WORK TO BE COMPLETED ▸
Copy every line of the records below word for word, changing nothing.

──────── THE INPUT

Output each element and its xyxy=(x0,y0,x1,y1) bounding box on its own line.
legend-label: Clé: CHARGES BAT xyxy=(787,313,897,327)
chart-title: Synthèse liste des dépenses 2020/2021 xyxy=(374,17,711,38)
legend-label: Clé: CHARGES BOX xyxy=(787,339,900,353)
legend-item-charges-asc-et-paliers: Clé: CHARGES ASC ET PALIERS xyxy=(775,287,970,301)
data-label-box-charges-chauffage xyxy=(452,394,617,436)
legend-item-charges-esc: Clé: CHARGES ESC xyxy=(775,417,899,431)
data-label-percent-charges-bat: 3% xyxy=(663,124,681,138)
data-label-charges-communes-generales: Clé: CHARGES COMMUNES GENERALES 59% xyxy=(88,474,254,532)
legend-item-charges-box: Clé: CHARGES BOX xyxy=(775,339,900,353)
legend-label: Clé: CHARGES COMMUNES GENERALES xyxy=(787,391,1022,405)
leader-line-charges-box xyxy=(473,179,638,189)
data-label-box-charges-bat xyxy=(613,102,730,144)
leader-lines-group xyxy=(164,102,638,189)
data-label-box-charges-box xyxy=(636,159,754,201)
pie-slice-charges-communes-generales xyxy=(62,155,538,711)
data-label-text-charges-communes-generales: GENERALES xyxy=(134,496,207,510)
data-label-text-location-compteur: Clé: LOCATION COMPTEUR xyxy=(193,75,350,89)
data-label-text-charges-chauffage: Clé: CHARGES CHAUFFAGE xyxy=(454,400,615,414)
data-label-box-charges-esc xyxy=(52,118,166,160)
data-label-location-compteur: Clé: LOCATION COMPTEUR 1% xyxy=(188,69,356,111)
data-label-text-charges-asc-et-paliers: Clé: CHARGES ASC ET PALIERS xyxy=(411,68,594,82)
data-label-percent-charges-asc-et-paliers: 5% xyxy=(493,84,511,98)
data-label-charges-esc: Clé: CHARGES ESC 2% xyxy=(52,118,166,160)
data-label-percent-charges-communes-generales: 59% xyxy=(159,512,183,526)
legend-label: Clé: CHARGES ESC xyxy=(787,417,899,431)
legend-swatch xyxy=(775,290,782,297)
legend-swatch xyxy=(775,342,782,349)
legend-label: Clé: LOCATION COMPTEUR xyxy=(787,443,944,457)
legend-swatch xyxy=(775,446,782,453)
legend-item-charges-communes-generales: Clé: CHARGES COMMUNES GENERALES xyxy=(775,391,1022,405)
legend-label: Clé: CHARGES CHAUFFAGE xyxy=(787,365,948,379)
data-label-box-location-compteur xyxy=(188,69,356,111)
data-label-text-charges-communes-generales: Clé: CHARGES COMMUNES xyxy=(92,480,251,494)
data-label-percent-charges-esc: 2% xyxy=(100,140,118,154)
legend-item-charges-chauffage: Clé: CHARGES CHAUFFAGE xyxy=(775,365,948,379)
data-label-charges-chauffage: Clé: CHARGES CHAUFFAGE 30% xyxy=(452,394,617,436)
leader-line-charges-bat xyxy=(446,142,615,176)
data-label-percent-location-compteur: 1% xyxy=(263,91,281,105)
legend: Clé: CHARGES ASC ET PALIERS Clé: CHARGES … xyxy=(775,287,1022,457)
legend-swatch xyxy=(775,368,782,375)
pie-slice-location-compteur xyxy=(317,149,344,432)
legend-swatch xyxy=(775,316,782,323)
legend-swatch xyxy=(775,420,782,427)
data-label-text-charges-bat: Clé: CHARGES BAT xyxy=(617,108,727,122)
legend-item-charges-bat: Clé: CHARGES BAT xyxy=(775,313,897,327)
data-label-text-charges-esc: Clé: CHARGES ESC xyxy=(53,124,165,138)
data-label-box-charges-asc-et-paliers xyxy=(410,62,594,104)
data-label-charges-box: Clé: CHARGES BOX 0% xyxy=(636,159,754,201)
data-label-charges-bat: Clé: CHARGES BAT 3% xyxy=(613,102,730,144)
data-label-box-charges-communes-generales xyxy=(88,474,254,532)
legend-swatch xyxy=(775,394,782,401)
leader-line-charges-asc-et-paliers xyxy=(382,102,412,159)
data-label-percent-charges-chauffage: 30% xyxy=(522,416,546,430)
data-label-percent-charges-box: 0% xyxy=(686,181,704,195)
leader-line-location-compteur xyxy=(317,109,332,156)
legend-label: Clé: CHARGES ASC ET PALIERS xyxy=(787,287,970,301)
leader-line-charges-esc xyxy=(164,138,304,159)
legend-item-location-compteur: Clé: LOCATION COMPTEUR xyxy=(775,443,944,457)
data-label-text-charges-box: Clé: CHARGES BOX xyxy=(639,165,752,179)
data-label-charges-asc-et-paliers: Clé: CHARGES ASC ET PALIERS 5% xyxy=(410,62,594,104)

────────────────

RESULT ▸
Output each element and its xyxy=(x0,y0,x1,y1) bounding box on its own line.
legend-label: Clé: CHARGES BAT xyxy=(787,313,897,327)
chart-title: Synthèse liste des dépenses 2020/2021 xyxy=(374,17,711,38)
legend-label: Clé: CHARGES BOX xyxy=(787,339,900,353)
legend-item-charges-asc-et-paliers: Clé: CHARGES ASC ET PALIERS xyxy=(775,287,970,301)
data-label-box-charges-chauffage xyxy=(452,394,617,436)
legend-item-charges-esc: Clé: CHARGES ESC xyxy=(775,417,899,431)
data-label-percent-charges-bat: 3% xyxy=(663,124,681,138)
data-label-charges-communes-generales: Clé: CHARGES COMMUNES GENERALES 59% xyxy=(88,474,254,532)
legend-item-charges-box: Clé: CHARGES BOX xyxy=(775,339,900,353)
legend-label: Clé: CHARGES COMMUNES GENERALES xyxy=(787,391,1022,405)
leader-line-charges-box xyxy=(473,179,638,189)
data-label-box-charges-bat xyxy=(613,102,730,144)
leader-lines-group xyxy=(164,102,638,189)
data-label-box-charges-box xyxy=(636,159,754,201)
pie-slice-charges-communes-generales xyxy=(62,155,538,711)
data-label-text-charges-communes-generales: GENERALES xyxy=(134,496,207,510)
data-label-text-location-compteur: Clé: LOCATION COMPTEUR xyxy=(193,75,350,89)
data-label-text-charges-chauffage: Clé: CHARGES CHAUFFAGE xyxy=(454,400,615,414)
data-label-box-charges-esc xyxy=(52,118,166,160)
data-label-location-compteur: Clé: LOCATION COMPTEUR 1% xyxy=(188,69,356,111)
data-label-text-charges-asc-et-paliers: Clé: CHARGES ASC ET PALIERS xyxy=(411,68,594,82)
data-label-percent-charges-asc-et-paliers: 5% xyxy=(493,84,511,98)
data-label-charges-esc: Clé: CHARGES ESC 2% xyxy=(52,118,166,160)
data-label-percent-charges-communes-generales: 59% xyxy=(159,512,183,526)
legend-label: Clé: CHARGES ESC xyxy=(787,417,899,431)
legend-swatch xyxy=(775,290,782,297)
legend-swatch xyxy=(775,342,782,349)
legend-label: Clé: LOCATION COMPTEUR xyxy=(787,443,944,457)
legend-swatch xyxy=(775,446,782,453)
legend-item-charges-communes-generales: Clé: CHARGES COMMUNES GENERALES xyxy=(775,391,1022,405)
legend-label: Clé: CHARGES CHAUFFAGE xyxy=(787,365,948,379)
data-label-box-location-compteur xyxy=(188,69,356,111)
data-label-text-charges-communes-generales: Clé: CHARGES COMMUNES xyxy=(92,480,251,494)
data-label-percent-charges-esc: 2% xyxy=(100,140,118,154)
legend-item-charges-chauffage: Clé: CHARGES CHAUFFAGE xyxy=(775,365,948,379)
data-label-charges-chauffage: Clé: CHARGES CHAUFFAGE 30% xyxy=(452,394,617,436)
leader-line-charges-bat xyxy=(446,142,615,176)
data-label-percent-location-compteur: 1% xyxy=(263,91,281,105)
legend: Clé: CHARGES ASC ET PALIERS Clé: CHARGES … xyxy=(775,287,1022,457)
legend-swatch xyxy=(775,368,782,375)
pie-slice-location-compteur xyxy=(317,149,344,432)
legend-swatch xyxy=(775,316,782,323)
legend-swatch xyxy=(775,420,782,427)
data-label-text-charges-bat: Clé: CHARGES BAT xyxy=(617,108,727,122)
legend-item-charges-bat: Clé: CHARGES BAT xyxy=(775,313,897,327)
data-label-text-charges-esc: Clé: CHARGES ESC xyxy=(53,124,165,138)
data-label-box-charges-asc-et-paliers xyxy=(410,62,594,104)
data-label-charges-box: Clé: CHARGES BOX 0% xyxy=(636,159,754,201)
data-label-charges-bat: Clé: CHARGES BAT 3% xyxy=(613,102,730,144)
data-label-box-charges-communes-generales xyxy=(88,474,254,532)
legend-swatch xyxy=(775,394,782,401)
leader-line-charges-asc-et-paliers xyxy=(382,102,412,159)
data-label-percent-charges-chauffage: 30% xyxy=(522,416,546,430)
data-label-percent-charges-box: 0% xyxy=(686,181,704,195)
leader-line-location-compteur xyxy=(317,109,332,156)
legend-label: Clé: CHARGES ASC ET PALIERS xyxy=(787,287,970,301)
leader-line-charges-esc xyxy=(164,138,304,159)
legend-item-location-compteur: Clé: LOCATION COMPTEUR xyxy=(775,443,944,457)
data-label-text-charges-box: Clé: CHARGES BOX xyxy=(639,165,752,179)
data-label-charges-asc-et-paliers: Clé: CHARGES ASC ET PALIERS 5% xyxy=(410,62,594,104)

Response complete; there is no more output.